TASKS AND EXERCISES =>
1: Answer these questions about the voting thread, one line each:
(a) How long does Snowbody say they spent voting?
(b) What does michellerobison hope will hold?
(c) What word does bellaratamaltese use to describe Michelle?
2: In one to three sentences, explain why Snowbody says they have to get to bed, using the reason given in the voting thread.
3: Extend the voting thread from where it stops.

PAGE EXCERPT =>
# Only a few more hours left,VOTE,IOTE,VOTE!!



## michellerobison (Dec 17, 2009)

I'm voting until I can't vote anymore..


----------



## michellerobison (Dec 17, 2009)

Still voting!!!!


----------



## bellaratamaltese (May 24, 2006)

Michelle, you're awesome! Am voting also


----------



## Snowbody (Jan 3, 2009)

Have to get to bed Michelle. I was voting for 1.5 hours! I can hardly keep my eyes open. THANKS!!


----------



## michellerobison (Dec 17, 2009)

Every vote counts,you did all you could for the whole challenge and that's awsome!

We're having storns so I hope my connection will hold.


----------



## michellerobison (Dec 17, 2009)

EXCERPTED DATA =>
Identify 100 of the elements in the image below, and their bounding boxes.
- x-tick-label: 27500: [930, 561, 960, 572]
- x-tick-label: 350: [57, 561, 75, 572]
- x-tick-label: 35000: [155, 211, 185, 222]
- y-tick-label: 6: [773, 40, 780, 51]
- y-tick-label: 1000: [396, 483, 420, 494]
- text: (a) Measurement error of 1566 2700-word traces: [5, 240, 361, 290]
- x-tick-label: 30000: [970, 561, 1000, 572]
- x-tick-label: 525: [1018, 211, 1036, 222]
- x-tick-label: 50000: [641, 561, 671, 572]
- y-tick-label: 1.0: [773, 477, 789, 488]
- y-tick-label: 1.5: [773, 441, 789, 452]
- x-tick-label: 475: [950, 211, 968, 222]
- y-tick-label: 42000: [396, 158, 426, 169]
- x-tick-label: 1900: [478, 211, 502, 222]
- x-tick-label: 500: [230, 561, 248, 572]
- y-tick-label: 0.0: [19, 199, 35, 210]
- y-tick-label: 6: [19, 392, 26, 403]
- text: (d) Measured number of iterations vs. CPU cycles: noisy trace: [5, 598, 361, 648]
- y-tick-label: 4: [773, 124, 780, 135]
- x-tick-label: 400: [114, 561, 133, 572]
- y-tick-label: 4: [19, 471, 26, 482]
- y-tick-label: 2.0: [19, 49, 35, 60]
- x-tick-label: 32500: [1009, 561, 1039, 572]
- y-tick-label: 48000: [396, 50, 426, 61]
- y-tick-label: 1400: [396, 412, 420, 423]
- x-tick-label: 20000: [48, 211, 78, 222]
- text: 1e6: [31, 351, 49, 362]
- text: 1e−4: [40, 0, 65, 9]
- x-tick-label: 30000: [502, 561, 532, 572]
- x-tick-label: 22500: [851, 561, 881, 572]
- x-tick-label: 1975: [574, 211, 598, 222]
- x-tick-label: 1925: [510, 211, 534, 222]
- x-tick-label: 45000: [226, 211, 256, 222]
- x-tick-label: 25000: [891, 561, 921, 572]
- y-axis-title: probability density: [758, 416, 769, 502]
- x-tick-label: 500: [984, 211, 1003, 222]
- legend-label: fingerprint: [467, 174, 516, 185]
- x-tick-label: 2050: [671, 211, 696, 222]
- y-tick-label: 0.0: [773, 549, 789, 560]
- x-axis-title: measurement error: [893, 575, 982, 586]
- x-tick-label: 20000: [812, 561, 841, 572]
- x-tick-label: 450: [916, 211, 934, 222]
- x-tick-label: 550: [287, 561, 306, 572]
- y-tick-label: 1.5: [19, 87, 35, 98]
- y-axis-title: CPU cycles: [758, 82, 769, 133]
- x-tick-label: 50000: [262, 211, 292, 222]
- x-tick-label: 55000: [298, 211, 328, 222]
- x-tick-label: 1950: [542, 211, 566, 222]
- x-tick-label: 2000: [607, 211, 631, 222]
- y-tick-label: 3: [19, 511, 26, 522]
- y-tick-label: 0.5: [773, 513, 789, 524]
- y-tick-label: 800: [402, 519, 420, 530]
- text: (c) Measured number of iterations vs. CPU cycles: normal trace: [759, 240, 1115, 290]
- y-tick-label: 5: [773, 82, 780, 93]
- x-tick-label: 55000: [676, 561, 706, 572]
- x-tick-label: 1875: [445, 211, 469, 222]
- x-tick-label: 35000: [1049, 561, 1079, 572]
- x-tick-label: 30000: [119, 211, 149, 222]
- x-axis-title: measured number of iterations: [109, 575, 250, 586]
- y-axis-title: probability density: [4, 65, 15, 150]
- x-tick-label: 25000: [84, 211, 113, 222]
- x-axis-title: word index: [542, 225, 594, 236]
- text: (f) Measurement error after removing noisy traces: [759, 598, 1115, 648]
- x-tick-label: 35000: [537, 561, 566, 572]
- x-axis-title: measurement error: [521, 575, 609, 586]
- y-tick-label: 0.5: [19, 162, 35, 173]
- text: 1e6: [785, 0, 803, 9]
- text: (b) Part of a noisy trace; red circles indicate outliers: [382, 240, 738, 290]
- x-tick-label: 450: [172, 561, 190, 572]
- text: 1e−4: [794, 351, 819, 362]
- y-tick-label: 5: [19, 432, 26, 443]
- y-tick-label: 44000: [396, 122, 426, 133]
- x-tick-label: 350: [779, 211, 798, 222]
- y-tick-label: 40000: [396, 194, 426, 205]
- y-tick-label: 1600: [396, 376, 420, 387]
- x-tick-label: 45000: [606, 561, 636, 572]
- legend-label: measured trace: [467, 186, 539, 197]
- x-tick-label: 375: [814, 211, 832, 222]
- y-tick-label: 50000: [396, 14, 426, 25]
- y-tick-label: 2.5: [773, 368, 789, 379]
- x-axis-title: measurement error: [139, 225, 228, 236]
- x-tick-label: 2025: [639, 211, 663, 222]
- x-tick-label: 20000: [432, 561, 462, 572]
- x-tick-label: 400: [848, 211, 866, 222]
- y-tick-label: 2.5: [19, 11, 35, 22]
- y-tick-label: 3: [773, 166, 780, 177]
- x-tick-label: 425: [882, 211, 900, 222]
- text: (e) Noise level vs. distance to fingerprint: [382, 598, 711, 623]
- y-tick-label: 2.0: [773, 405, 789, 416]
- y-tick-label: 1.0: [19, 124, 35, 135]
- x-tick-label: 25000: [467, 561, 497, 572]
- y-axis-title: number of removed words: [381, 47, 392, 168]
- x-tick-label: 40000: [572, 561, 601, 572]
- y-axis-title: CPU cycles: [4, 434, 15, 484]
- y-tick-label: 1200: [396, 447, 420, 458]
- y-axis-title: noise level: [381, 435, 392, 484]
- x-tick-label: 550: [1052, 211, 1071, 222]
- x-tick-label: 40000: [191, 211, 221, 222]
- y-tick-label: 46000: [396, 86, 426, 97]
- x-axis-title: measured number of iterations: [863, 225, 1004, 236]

ANSWERS BY TASK =>
1:
(a) 1.5 hours
(b) Her connection
(c) Awesome

2: Snowbody had been voting for 1.5 hours and could hardly keep their eyes open.

3:
Still voting!!!!! It's 1:33 here


----------



## michellerobison (Dec 17, 2009)

We moved up from 221 and 6 to 214 and 6.That's a little better....keep voting!


----------



## michellerobison (Dec 17, 2009)

Less than an hour left...VOTE,VOTE,VOTE!!!!
We moved up a bit to 214 and 6.


----------



## michellerobison (Dec 17, 2009)

30 minutes left.VOTE!!!!!


----------



## michellerobison (Dec 17, 2009)

It's done now so have to wait for results....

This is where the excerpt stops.